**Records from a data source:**
###

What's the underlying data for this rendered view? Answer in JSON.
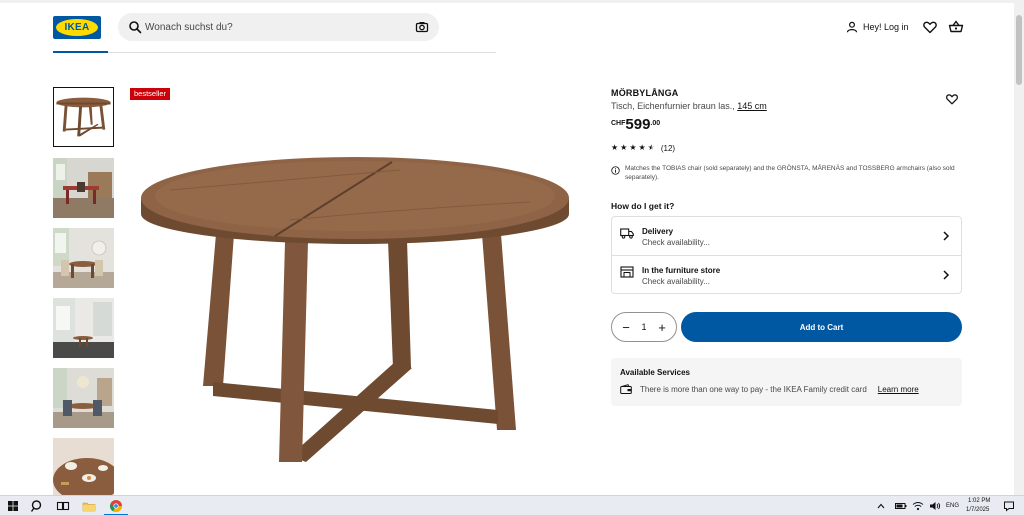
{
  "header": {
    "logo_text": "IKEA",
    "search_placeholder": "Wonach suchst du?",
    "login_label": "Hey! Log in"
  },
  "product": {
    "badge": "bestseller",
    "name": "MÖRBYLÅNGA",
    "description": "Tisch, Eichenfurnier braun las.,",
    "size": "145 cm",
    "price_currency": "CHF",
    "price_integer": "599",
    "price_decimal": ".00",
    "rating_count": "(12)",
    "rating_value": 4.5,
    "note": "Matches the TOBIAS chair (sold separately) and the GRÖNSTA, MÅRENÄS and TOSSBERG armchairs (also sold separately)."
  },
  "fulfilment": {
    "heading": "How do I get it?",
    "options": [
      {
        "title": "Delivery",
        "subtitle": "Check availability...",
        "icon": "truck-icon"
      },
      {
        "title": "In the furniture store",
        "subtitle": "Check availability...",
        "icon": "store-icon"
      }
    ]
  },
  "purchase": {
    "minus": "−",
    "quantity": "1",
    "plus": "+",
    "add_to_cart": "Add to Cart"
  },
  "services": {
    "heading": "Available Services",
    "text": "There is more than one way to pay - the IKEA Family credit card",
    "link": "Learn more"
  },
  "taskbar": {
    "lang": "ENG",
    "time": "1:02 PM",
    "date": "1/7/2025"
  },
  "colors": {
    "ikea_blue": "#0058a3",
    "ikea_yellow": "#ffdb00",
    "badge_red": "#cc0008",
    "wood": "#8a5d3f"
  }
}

###

**Instructions to follow:**
Only lines that contain the word "heading" are wanted; copy each of them.

**Task response:**
    "heading": "How do I get it?",
    "heading": "Available Services",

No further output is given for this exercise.